> [GIVEN REQUEST] Your task is to print every entry below exactly as given.

§

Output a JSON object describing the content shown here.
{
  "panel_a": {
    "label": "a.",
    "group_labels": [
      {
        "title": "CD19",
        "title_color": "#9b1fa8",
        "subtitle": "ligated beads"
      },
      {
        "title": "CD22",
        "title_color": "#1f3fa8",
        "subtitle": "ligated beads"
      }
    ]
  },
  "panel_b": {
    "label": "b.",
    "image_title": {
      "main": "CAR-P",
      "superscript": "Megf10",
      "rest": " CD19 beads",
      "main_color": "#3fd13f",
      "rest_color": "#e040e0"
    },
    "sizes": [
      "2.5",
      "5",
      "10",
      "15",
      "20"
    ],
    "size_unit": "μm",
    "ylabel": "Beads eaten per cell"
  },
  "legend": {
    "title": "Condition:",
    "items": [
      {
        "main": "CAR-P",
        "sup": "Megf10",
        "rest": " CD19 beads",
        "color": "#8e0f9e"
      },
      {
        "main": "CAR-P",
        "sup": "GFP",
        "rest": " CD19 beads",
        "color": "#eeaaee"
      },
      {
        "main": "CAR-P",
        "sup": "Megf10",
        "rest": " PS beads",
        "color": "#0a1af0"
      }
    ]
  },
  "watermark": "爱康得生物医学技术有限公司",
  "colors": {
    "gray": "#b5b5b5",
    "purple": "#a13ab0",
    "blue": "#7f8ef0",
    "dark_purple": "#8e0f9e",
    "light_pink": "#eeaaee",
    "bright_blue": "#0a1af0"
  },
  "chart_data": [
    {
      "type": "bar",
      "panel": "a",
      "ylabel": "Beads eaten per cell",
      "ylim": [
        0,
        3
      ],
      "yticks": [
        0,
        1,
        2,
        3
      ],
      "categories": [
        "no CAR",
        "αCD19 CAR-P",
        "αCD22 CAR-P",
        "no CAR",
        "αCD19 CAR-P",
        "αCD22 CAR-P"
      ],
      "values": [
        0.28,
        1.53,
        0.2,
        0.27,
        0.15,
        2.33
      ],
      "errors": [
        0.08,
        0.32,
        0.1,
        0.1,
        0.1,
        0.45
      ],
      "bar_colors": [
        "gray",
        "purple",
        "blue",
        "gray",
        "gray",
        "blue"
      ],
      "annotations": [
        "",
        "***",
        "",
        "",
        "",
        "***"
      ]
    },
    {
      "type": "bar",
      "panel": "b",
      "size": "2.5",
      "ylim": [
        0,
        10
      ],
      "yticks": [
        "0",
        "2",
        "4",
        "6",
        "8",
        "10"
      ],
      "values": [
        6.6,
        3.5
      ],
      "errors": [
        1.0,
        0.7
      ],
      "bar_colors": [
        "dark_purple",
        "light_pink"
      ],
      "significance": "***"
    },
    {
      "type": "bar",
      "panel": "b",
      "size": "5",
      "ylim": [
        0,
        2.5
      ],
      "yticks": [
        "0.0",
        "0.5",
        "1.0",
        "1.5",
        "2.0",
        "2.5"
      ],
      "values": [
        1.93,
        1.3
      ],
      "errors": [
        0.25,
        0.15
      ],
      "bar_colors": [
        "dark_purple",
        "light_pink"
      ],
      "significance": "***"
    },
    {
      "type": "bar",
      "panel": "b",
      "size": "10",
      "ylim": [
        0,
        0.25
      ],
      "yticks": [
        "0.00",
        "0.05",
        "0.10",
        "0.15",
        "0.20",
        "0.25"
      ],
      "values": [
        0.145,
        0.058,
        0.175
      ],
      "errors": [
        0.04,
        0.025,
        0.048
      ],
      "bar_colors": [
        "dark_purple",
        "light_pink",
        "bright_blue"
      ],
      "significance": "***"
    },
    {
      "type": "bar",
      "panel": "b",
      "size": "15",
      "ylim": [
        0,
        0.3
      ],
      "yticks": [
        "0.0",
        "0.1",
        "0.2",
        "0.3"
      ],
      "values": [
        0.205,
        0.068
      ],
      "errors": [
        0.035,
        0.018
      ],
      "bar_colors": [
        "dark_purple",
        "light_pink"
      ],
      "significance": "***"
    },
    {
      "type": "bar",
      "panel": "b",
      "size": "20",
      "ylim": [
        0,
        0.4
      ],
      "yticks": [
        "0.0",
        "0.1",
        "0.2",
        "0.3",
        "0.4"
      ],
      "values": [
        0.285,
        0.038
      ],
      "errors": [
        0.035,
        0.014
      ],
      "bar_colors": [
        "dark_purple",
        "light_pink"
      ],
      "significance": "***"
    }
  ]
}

§

> [RESPONSE TO THIS EXERCISE]
Output a JSON object describing the content shown here.
{
  "panel_a": {
    "label": "a.",
    "group_labels": [
      {
        "title": "CD19",
        "title_color": "#9b1fa8",
        "subtitle": "ligated beads"
      },
      {
        "title": "CD22",
        "title_color": "#1f3fa8",
        "subtitle": "ligated beads"
      }
    ]
  },
  "panel_b": {
    "label": "b.",
    "image_title": {
      "main": "CAR-P",
      "superscript": "Megf10",
      "rest": " CD19 beads",
      "main_color": "#3fd13f",
      "rest_color": "#e040e0"
    },
    "sizes": [
      "2.5",
      "5",
      "10",
      "15",
      "20"
    ],
    "size_unit": "μm",
    "ylabel": "Beads eaten per cell"
  },
  "legend": {
    "title": "Condition:",
    "items": [
      {
        "main": "CAR-P",
        "sup": "Megf10",
        "rest": " CD19 beads",
        "color": "#8e0f9e"
      },
      {
        "main": "CAR-P",
        "sup": "GFP",
        "rest": " CD19 beads",
        "color": "#eeaaee"
      },
      {
        "main": "CAR-P",
        "sup": "Megf10",
        "rest": " PS beads",
        "color": "#0a1af0"
      }
    ]
  },
  "watermark": "爱康得生物医学技术有限公司",
  "colors": {
    "gray": "#b5b5b5",
    "purple": "#a13ab0",
    "blue": "#7f8ef0",
    "dark_purple": "#8e0f9e",
    "light_pink": "#eeaaee",
    "bright_blue": "#0a1af0"
  },
  "chart_data": [
    {
      "type": "bar",
      "panel": "a",
      "ylabel": "Beads eaten per cell",
      "ylim": [
        0,
        3
      ],
      "yticks": [
        0,
        1,
        2,
        3
      ],
      "categories": [
        "no CAR",
        "αCD19 CAR-P",
        "αCD22 CAR-P",
        "no CAR",
        "αCD19 CAR-P",
        "αCD22 CAR-P"
      ],
      "values": [
        0.28,
        1.53,
        0.2,
        0.27,
        0.15,
        2.33
      ],
      "errors": [
        0.08,
        0.32,
        0.1,
        0.1,
        0.1,
        0.45
      ],
      "bar_colors": [
        "gray",
        "purple",
        "blue",
        "gray",
        "gray",
        "blue"
      ],
      "annotations": [
        "",
        "***",
        "",
        "",
        "",
        "***"
      ]
    },
    {
      "type": "bar",
      "panel": "b",
      "size": "2.5",
      "ylim": [
        0,
        10
      ],
      "yticks": [
        "0",
        "2",
        "4",
        "6",
        "8",
        "10"
      ],
      "values": [
        6.6,
        3.5
      ],
      "errors": [
        1.0,
        0.7
      ],
      "bar_colors": [
        "dark_purple",
        "light_pink"
      ],
      "significance": "***"
    },
    {
      "type": "bar",
      "panel": "b",
      "size": "5",
      "ylim": [
        0,
        2.5
      ],
      "yticks": [
        "0.0",
        "0.5",
        "1.0",
        "1.5",
        "2.0",
        "2.5"
      ],
      "values": [
        1.93,
        1.3
      ],
      "errors": [
        0.25,
        0.15
      ],
      "bar_colors": [
        "dark_purple",
        "light_pink"
      ],
      "significance": "***"
    },
    {
      "type": "bar",
      "panel": "b",
      "size": "10",
      "ylim": [
        0,
        0.25
      ],
      "yticks": [
        "0.00",
        "0.05",
        "0.10",
        "0.15",
        "0.20",
        "0.25"
      ],
      "values": [
        0.145,
        0.058,
        0.175
      ],
      "errors": [
        0.04,
        0.025,
        0.048
      ],
      "bar_colors": [
        "dark_purple",
        "light_pink",
        "bright_blue"
      ],
      "significance": "***"
    },
    {
      "type": "bar",
      "panel": "b",
      "size": "15",
      "ylim": [
        0,
        0.3
      ],
      "yticks": [
        "0.0",
        "0.1",
        "0.2",
        "0.3"
      ],
      "values": [
        0.205,
        0.068
      ],
      "errors": [
        0.035,
        0.018
      ],
      "bar_colors": [
        "dark_purple",
        "light_pink"
      ],
      "significance": "***"
    },
    {
      "type": "bar",
      "panel": "b",
      "size": "20",
      "ylim": [
        0,
        0.4
      ],
      "yticks": [
        "0.0",
        "0.1",
        "0.2",
        "0.3",
        "0.4"
      ],
      "values": [
        0.285,
        0.038
      ],
      "errors": [
        0.035,
        0.014
      ],
      "bar_colors": [
        "dark_purple",
        "light_pink"
      ],
      "significance": "***"
    }
  ]
}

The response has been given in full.